[Start ITEMS]

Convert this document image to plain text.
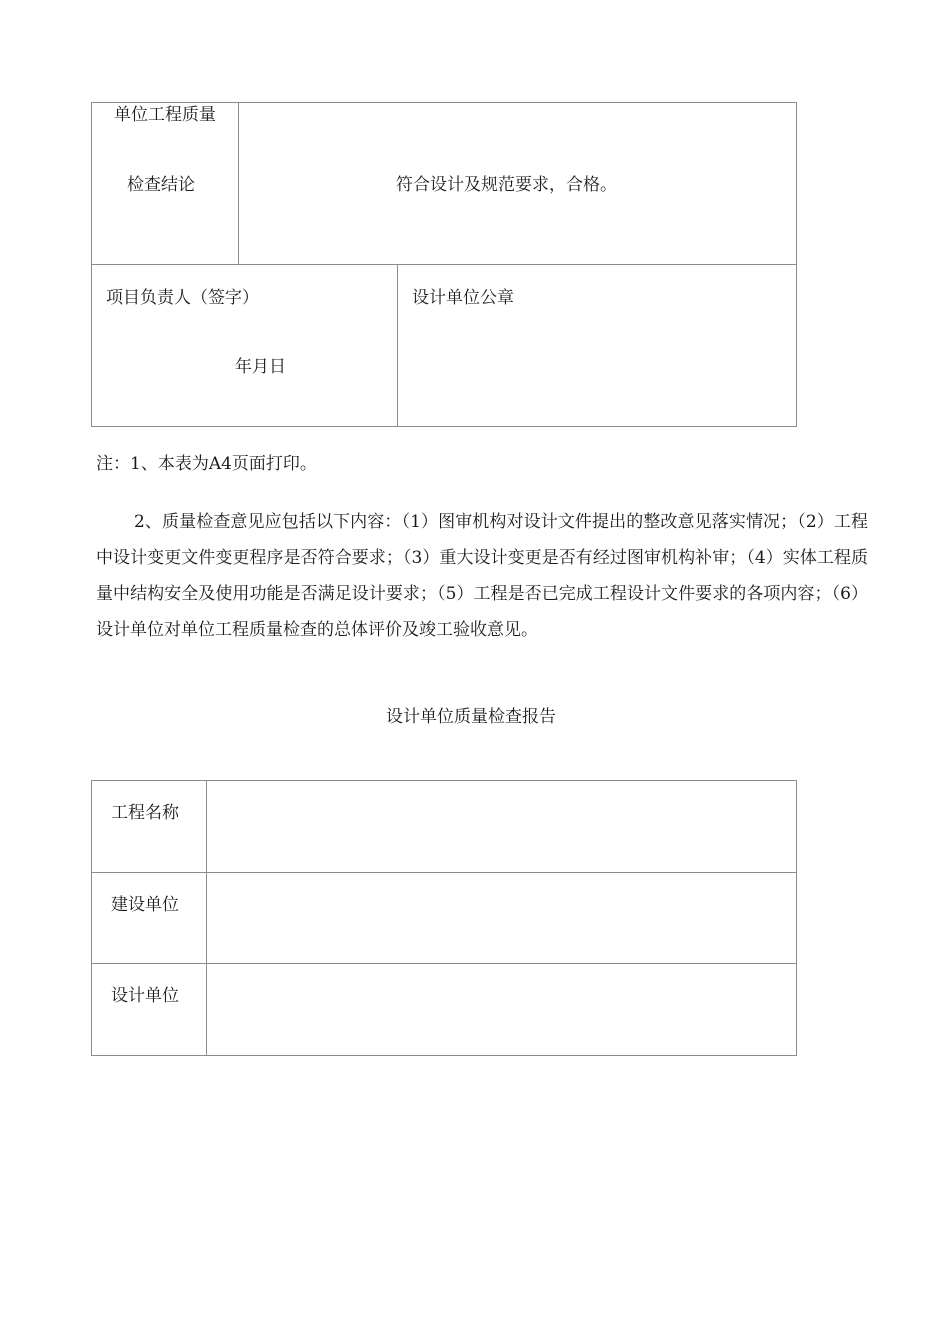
单位工程质量
检查结论	符合设计及规范要求，合格。
项目负责人（签字）
年月日
设计单位公章
注：1、本表为A4页面打印。
2、质量检查意见应包括以下内容：（1）图审机构对设计文件提出的整改意见落实情况；（2）工程中设计变更文件变更程序是否符合要求；（3）重大设计变更是否有经过图审机构补审；（4）实体工程质量中结构安全及使用功能是否满足设计要求；（5）工程是否已完成工程设计文件要求的各项内容；（6）设计单位对单位工程质量检查的总体评价及竣工验收意见。
设计单位质量检查报告
工程名称
建设单位
设计单位
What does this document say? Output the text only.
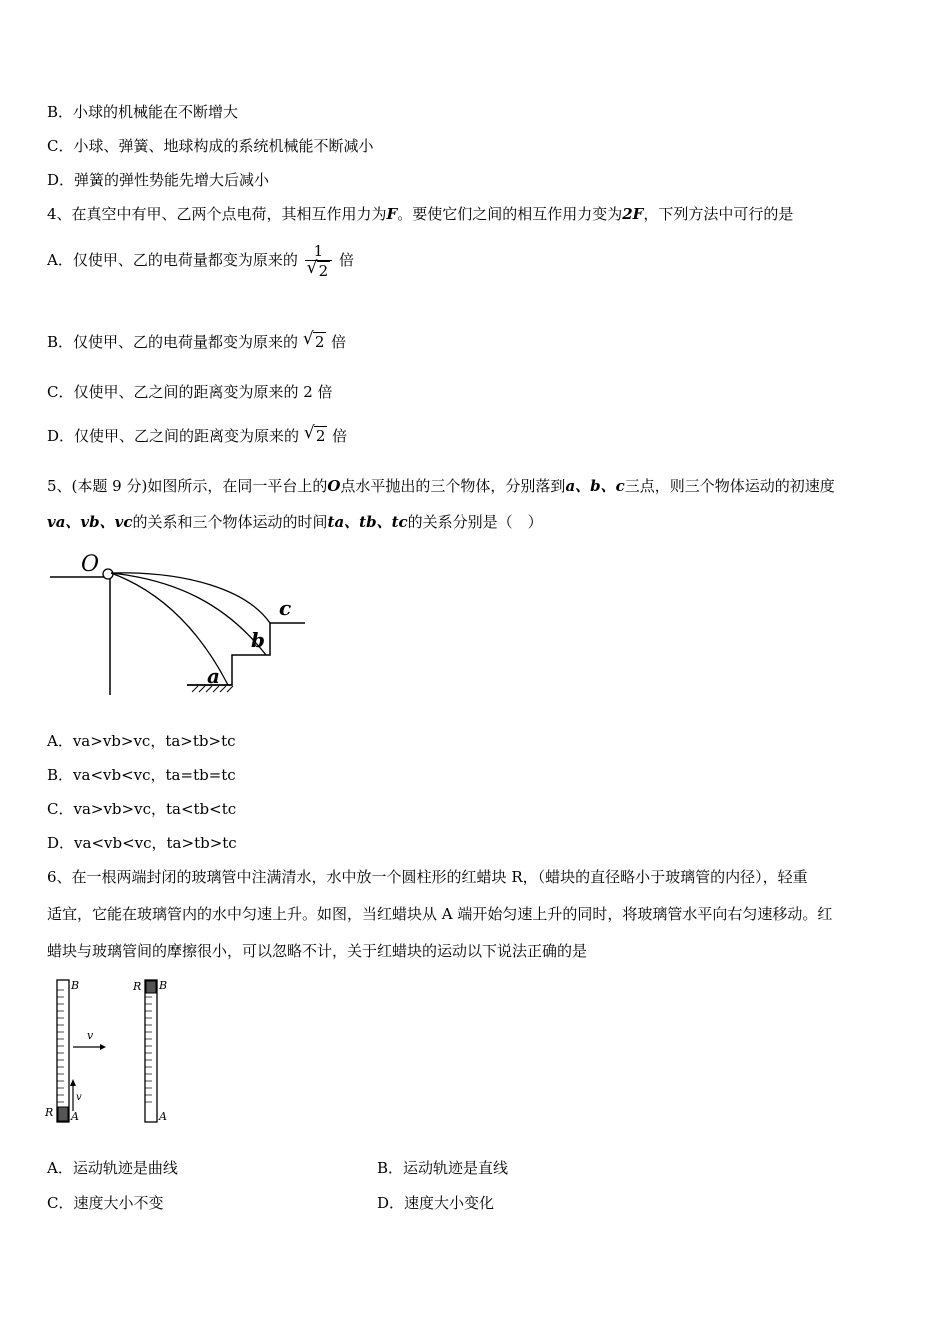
B．小球的机械能在不断增大
C．小球、弹簧、地球构成的系统机械能不断减小
D．弹簧的弹性势能先增大后减小
4、在真空中有甲、乙两个点电荷，其相互作用力为F。要使它们之间的相互作用力变为2F，下列方法中可行的是
A．仅使甲、乙的电荷量都变为原来的 $\frac{1}{√ 2}$ 倍
B．仅使甲、乙的电荷量都变为原来的 √ 2 倍
C．仅使甲、乙之间的距离变为原来的 2 倍
D．仅使甲、乙之间的距离变为原来的 √ 2 倍
5、(本题 9 分)如图所示，在同一平台上的O点水平抛出的三个物体，分别落到a、b、c三点，则三个物体运动的初速度
va、vb、vc的关系和三个物体运动的时间ta、tb、tc的关系分别是（　）
O
a
b
c
A．va>vb>vc，ta>tb>tc
B．va<vb<vc，ta=tb=tc
C．va>vb>vc，ta<tb<tc
D．va<vb<vc，ta>tb>tc
6、在一根两端封闭的玻璃管中注满清水，水中放一个圆柱形的红蜡块 R，（蜡块的直径略小于玻璃管的内径），轻重
适宜，它能在玻璃管内的水中匀速上升。如图，当红蜡块从 A 端开始匀速上升的同时，将玻璃管水平向右匀速移动。红
蜡块与玻璃管间的摩擦很小，可以忽略不计，关于红蜡块的运动以下说法正确的是
B
R A
v
v
R B
A
A．运动轨迹是曲线	B．运动轨迹是直线
C．速度大小不变	D．速度大小变化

[End ITEMS]

** PROBLEM TO SOLVE **
Set out every line from the material that contains the string "乙的电荷量都变为原来的".

** WRITTEN RESPONSE **
A．仅使甲、乙的电荷量都变为原来的 $\frac{1}{√ 2}$ 倍
B．仅使甲、乙的电荷量都变为原来的 √ 2 倍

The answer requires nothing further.